## Aim of the task
Determine the number of lines in the data that include the word "الله", and write only that number.
::: Dataset entries
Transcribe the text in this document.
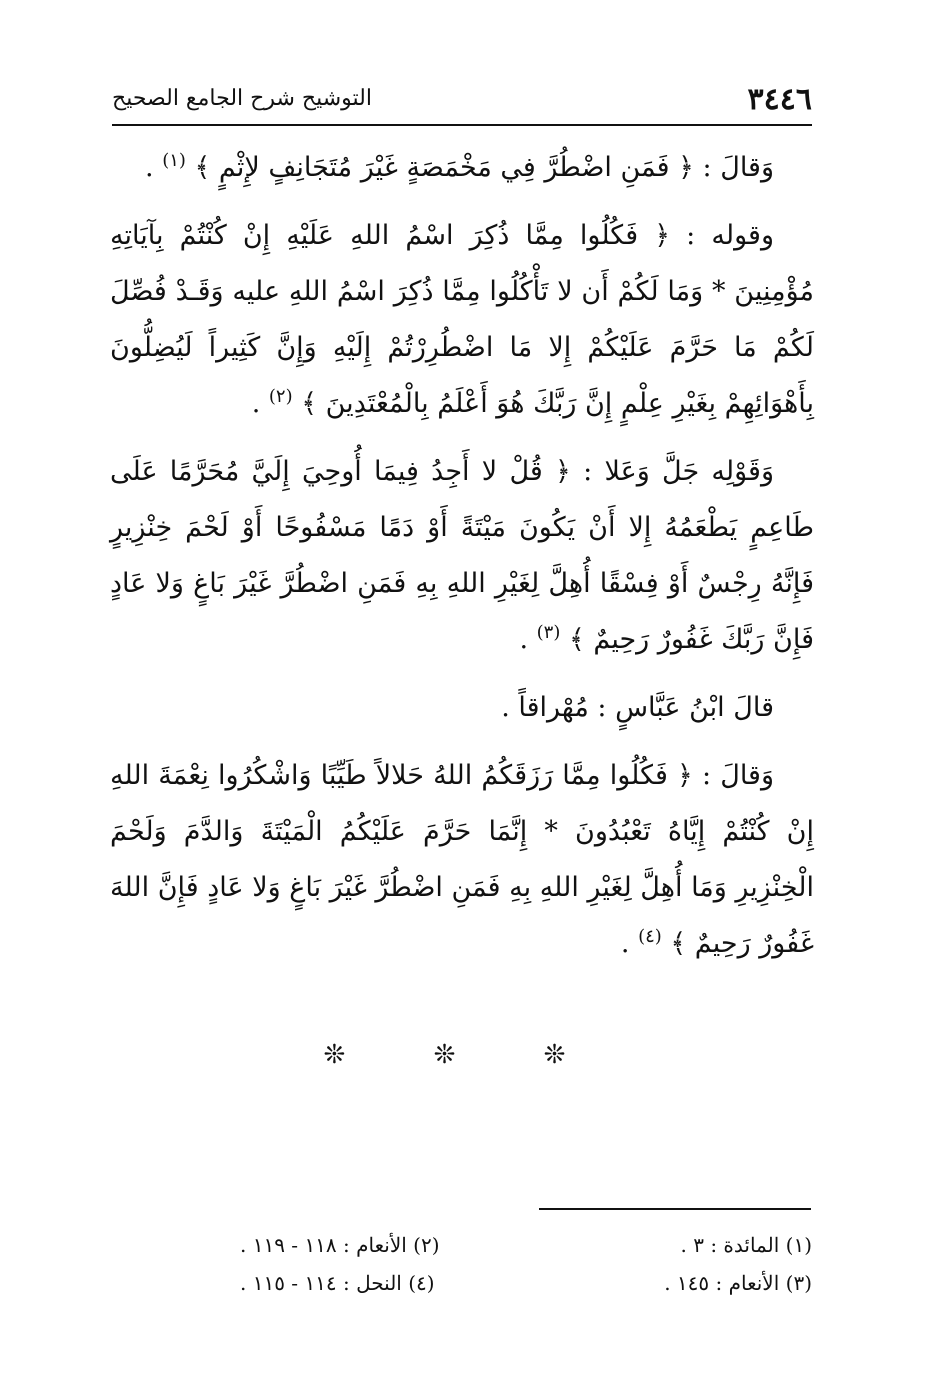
٣٤٤٦
التوشيح شرح الجامع الصحيح

وَقالَ : ﴿ فَمَنِ اضْطُرَّ فِي مَخْمَصَةٍ غَيْرَ مُتَجَانِفٍ لإِثْمٍ ﴾ $^{(١)}$ .

وقوله : ﴿ فَكُلُوا مِمَّا ذُكِرَ اسْمُ اللهِ عَلَيْهِ إِنْ كُنْتُمْ بِآيَاتِهِ مُؤْمِنِينَ * وَمَا لَكُمْ أَن لا تَأْكُلُوا مِمَّا ذُكِرَ اسْمُ اللهِ عليه وَقَـدْ فُصِّلَ لَكُمْ مَا حَرَّمَ عَلَيْكُمْ إِلا مَا اضْطُرِرْتُمْ إِلَيْهِ وَإِنَّ كَثِيراً لَيُضِلُّونَ بِأَهْوَائِهِمْ بِغَيْرِ عِلْمٍ إِنَّ رَبَّكَ هُوَ أَعْلَمُ بِالْمُعْتَدِينَ ﴾ $^{(٢)}$ .

وَقَوْلِه جَلَّ وَعَلا : ﴿ قُلْ لا أَجِدُ فِيمَا أُوحِيَ إِلَيَّ مُحَرَّمًا عَلَى طَاعِمٍ يَطْعَمُهُ إِلا أَنْ يَكُونَ مَيْتَةً أَوْ دَمًا مَسْفُوحًا أَوْ لَحْمَ خِنْزِيرٍ فَإِنَّهُ رِجْسٌ أَوْ فِسْقًا أُهِلَّ لِغَيْرِ اللهِ بِهِ فَمَنِ اضْطُرَّ غَيْرَ بَاغٍ وَلا عَادٍ فَإِنَّ رَبَّكَ غَفُورٌ رَحِيمٌ ﴾ $^{(٣)}$ .

قالَ ابْنُ عَبَّاسٍ : مُهْراقاً .

وَقالَ : ﴿ فَكُلُوا مِمَّا رَزَقَكُمُ اللهُ حَلالاً طَيِّبًا وَاشْكُرُوا نِعْمَةَ اللهِ إِنْ كُنْتُمْ إِيَّاهُ تَعْبُدُونَ * إِنَّمَا حَرَّمَ عَلَيْكُمُ الْمَيْتَةَ وَالدَّمَ وَلَحْمَ الْخِنْزِيرِ وَمَا أُهِلَّ لِغَيْرِ اللهِ بِهِ فَمَنِ اضْطُرَّ غَيْرَ بَاغٍ وَلا عَادٍ فَإِنَّ اللهَ غَفُورٌ رَحِيمٌ ﴾ $^{(٤)}$ .

❊ ❊ ❊
(١) المائدة : ٣ .
(٢) الأنعام : ١١٨ - ١١٩ .
(٣) الأنعام : ١٤٥ .
(٤) النحل : ١١٤ - ١١٥ .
::::::
## Complete response
3